■ Aim
Your task is to copy every line of the entries that contains "Clipped".

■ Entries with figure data
*-*-*
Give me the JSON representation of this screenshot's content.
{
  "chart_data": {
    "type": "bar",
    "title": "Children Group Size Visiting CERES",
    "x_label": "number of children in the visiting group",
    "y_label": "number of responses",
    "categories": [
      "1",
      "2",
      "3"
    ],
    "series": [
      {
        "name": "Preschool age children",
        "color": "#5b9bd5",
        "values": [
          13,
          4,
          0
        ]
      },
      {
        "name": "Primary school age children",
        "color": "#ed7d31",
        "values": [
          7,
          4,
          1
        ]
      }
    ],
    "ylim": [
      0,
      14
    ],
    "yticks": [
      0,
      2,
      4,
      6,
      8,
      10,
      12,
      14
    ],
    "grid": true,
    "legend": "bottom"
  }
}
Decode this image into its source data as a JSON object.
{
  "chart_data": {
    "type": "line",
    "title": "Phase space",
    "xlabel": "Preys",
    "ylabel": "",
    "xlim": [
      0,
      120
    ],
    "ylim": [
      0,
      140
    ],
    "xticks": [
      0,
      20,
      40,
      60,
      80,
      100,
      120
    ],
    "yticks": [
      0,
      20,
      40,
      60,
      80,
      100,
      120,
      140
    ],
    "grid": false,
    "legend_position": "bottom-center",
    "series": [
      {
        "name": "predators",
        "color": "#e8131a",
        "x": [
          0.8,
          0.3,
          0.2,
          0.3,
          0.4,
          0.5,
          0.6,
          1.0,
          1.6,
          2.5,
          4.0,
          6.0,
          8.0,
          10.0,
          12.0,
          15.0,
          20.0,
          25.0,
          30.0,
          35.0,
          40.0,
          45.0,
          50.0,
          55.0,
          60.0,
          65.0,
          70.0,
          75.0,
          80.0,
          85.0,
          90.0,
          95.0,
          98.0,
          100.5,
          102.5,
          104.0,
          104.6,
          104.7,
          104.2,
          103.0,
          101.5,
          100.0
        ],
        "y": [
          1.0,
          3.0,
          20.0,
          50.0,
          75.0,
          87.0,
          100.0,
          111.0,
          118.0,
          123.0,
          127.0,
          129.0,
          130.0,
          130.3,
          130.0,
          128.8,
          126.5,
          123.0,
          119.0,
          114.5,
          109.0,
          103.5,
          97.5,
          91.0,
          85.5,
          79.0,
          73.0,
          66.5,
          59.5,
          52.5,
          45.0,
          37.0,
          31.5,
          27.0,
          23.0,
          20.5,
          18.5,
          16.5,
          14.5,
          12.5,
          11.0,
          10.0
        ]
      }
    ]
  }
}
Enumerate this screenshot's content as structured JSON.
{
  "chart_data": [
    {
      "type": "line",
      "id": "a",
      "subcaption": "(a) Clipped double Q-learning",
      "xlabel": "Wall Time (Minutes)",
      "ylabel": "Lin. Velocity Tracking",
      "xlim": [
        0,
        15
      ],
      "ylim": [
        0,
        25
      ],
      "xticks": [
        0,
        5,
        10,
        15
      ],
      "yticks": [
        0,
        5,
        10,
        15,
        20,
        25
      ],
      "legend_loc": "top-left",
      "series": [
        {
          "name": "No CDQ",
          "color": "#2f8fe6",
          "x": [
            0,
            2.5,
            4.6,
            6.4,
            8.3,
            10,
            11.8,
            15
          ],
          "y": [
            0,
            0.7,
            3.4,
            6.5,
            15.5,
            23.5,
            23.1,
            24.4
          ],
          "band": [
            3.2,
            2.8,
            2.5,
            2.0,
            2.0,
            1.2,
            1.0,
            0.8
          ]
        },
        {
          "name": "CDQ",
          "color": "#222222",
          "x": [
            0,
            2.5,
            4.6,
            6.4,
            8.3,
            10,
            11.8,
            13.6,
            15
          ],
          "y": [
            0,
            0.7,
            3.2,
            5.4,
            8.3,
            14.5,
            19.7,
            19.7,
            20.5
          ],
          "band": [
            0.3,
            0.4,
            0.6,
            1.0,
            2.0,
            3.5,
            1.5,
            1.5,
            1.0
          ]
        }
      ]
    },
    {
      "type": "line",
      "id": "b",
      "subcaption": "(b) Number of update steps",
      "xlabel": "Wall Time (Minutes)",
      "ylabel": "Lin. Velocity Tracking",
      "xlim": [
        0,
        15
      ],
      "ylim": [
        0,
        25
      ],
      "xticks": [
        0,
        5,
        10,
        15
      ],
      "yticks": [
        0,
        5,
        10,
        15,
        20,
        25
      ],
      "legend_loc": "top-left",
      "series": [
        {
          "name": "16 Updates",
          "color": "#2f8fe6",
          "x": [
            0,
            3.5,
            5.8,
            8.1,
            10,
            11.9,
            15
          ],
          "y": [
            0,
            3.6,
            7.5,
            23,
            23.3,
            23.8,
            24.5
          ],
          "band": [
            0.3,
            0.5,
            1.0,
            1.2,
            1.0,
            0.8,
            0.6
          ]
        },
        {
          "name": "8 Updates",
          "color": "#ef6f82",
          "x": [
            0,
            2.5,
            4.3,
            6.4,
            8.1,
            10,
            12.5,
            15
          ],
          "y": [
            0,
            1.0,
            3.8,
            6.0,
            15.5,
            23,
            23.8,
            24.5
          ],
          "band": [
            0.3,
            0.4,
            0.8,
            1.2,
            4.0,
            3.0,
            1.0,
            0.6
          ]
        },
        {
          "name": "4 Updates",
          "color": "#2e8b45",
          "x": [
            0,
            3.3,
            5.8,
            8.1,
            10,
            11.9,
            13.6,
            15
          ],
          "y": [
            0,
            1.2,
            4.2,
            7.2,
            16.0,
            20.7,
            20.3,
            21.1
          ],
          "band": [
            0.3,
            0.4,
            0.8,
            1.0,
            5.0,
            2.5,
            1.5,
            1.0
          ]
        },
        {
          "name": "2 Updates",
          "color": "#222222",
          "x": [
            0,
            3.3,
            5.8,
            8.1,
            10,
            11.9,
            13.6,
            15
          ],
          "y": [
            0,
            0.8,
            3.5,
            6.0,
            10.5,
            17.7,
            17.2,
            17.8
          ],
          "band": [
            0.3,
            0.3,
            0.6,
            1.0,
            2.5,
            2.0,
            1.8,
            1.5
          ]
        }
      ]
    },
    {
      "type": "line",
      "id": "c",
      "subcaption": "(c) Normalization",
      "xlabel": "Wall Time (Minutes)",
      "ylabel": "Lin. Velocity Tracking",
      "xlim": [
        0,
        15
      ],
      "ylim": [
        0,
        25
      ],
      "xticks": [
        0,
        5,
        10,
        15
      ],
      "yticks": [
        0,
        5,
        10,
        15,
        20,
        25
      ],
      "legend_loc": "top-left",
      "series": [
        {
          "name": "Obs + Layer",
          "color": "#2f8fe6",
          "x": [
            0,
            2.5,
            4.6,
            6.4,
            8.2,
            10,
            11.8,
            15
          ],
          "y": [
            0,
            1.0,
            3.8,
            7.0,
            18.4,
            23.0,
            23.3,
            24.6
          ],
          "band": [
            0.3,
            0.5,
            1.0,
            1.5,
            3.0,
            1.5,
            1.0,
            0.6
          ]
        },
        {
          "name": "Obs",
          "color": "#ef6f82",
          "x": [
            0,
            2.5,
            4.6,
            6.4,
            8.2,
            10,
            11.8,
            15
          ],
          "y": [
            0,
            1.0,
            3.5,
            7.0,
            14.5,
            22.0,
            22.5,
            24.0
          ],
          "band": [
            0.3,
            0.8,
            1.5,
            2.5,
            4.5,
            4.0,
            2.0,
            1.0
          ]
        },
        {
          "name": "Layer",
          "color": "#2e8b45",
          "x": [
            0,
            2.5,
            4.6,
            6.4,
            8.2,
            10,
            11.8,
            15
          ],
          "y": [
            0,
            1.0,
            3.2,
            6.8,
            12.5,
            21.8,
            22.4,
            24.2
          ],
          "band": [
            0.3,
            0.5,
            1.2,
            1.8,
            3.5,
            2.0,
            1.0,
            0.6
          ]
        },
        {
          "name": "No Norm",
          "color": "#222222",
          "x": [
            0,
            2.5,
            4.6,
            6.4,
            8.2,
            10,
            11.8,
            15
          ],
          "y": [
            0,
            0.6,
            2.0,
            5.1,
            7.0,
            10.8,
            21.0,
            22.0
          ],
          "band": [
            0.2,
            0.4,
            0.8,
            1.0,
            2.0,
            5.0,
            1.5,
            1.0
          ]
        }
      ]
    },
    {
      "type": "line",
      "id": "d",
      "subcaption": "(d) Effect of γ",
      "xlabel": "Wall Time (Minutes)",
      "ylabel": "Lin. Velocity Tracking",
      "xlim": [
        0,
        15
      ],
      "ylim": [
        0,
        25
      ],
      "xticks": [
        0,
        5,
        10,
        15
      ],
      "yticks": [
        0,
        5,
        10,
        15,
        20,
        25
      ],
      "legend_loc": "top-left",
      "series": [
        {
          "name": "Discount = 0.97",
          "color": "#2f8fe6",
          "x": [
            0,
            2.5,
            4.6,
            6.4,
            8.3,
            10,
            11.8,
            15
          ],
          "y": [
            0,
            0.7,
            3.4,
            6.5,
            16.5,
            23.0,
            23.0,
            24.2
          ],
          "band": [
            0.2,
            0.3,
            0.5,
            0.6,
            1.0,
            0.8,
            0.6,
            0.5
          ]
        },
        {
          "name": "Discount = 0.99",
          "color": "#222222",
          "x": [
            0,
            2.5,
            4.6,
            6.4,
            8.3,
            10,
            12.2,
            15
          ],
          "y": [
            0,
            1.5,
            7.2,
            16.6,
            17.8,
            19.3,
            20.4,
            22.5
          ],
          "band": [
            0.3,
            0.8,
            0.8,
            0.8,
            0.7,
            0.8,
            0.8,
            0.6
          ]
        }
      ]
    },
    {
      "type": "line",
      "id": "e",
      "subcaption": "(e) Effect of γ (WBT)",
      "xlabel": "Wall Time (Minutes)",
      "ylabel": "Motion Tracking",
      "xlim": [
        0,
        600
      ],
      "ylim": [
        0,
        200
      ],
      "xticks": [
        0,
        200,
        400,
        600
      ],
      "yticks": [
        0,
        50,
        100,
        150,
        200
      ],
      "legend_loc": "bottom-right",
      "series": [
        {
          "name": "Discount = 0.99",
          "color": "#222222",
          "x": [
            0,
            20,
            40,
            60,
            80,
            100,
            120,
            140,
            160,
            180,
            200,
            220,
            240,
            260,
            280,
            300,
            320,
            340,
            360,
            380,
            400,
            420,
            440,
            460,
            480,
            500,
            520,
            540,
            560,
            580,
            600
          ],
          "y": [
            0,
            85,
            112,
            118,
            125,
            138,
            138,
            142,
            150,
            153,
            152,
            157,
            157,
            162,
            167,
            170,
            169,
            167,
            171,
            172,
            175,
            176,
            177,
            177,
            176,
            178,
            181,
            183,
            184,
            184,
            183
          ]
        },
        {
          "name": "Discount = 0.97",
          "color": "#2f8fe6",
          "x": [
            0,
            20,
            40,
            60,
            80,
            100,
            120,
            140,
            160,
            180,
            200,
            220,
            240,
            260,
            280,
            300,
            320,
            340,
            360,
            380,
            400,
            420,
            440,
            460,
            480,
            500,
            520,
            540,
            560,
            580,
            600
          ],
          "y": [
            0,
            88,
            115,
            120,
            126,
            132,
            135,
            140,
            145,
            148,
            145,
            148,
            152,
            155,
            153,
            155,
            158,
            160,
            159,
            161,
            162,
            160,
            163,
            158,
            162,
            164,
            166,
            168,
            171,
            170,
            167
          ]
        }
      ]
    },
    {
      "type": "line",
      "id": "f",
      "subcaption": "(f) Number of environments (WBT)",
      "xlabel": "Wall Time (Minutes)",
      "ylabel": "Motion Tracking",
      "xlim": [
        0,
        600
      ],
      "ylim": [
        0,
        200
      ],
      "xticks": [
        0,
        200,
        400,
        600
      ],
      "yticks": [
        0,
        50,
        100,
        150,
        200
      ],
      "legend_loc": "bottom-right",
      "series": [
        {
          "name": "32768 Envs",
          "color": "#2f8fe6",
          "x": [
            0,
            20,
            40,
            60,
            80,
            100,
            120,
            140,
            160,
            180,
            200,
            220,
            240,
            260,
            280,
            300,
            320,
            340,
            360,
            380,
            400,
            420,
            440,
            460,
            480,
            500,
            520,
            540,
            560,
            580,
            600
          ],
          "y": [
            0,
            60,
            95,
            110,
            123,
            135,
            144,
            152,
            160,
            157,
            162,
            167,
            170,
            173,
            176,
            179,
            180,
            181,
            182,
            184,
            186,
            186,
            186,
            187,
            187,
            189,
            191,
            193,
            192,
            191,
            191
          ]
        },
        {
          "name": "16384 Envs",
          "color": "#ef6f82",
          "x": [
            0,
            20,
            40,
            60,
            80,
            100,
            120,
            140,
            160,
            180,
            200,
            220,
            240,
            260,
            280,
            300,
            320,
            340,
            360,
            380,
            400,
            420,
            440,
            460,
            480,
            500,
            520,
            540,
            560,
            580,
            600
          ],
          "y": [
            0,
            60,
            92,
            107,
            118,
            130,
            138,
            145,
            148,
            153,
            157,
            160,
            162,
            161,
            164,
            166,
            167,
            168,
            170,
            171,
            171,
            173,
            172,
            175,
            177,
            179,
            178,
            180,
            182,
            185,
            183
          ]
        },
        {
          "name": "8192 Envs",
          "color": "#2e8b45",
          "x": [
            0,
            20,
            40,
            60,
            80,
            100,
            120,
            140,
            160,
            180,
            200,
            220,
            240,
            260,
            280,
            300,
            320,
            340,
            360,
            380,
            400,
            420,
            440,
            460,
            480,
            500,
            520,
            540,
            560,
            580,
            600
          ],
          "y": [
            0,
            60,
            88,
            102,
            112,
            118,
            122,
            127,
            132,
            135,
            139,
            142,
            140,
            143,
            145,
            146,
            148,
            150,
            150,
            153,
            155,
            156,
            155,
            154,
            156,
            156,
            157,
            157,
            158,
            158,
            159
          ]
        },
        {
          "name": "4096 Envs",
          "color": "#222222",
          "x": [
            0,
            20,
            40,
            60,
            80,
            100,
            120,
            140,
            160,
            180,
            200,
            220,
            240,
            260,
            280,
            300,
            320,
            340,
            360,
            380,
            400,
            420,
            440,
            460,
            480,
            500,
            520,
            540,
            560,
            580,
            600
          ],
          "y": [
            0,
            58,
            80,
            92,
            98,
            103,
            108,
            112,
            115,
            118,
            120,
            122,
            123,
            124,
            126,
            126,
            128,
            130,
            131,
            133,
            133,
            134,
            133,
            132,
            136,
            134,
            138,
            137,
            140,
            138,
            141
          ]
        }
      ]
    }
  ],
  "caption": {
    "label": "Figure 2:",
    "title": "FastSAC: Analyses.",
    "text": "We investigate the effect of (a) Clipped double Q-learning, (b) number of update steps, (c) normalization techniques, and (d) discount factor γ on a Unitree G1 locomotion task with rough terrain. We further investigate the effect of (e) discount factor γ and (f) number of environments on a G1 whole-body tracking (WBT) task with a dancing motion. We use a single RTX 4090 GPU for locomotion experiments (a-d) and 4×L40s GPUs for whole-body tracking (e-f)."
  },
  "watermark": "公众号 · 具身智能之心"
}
*-*-*
■ Task output
      "subcaption": "(a) Clipped double Q-learning",
    "text": "We investigate the effect of (a) Clipped double Q-learning, (b) number of update steps, (c) normalization techniques, and (d) discount factor γ on a Unitree G1 locomotion task with rough terrain. We further investigate the effect of (e) discount factor γ and (f) number of environments on a G1 whole-body tracking (WBT) task with a dancing motion. We use a single RTX 4090 GPU for locomotion experiments (a-d) and 4×L40s GPUs for whole-body tracking (e-f)."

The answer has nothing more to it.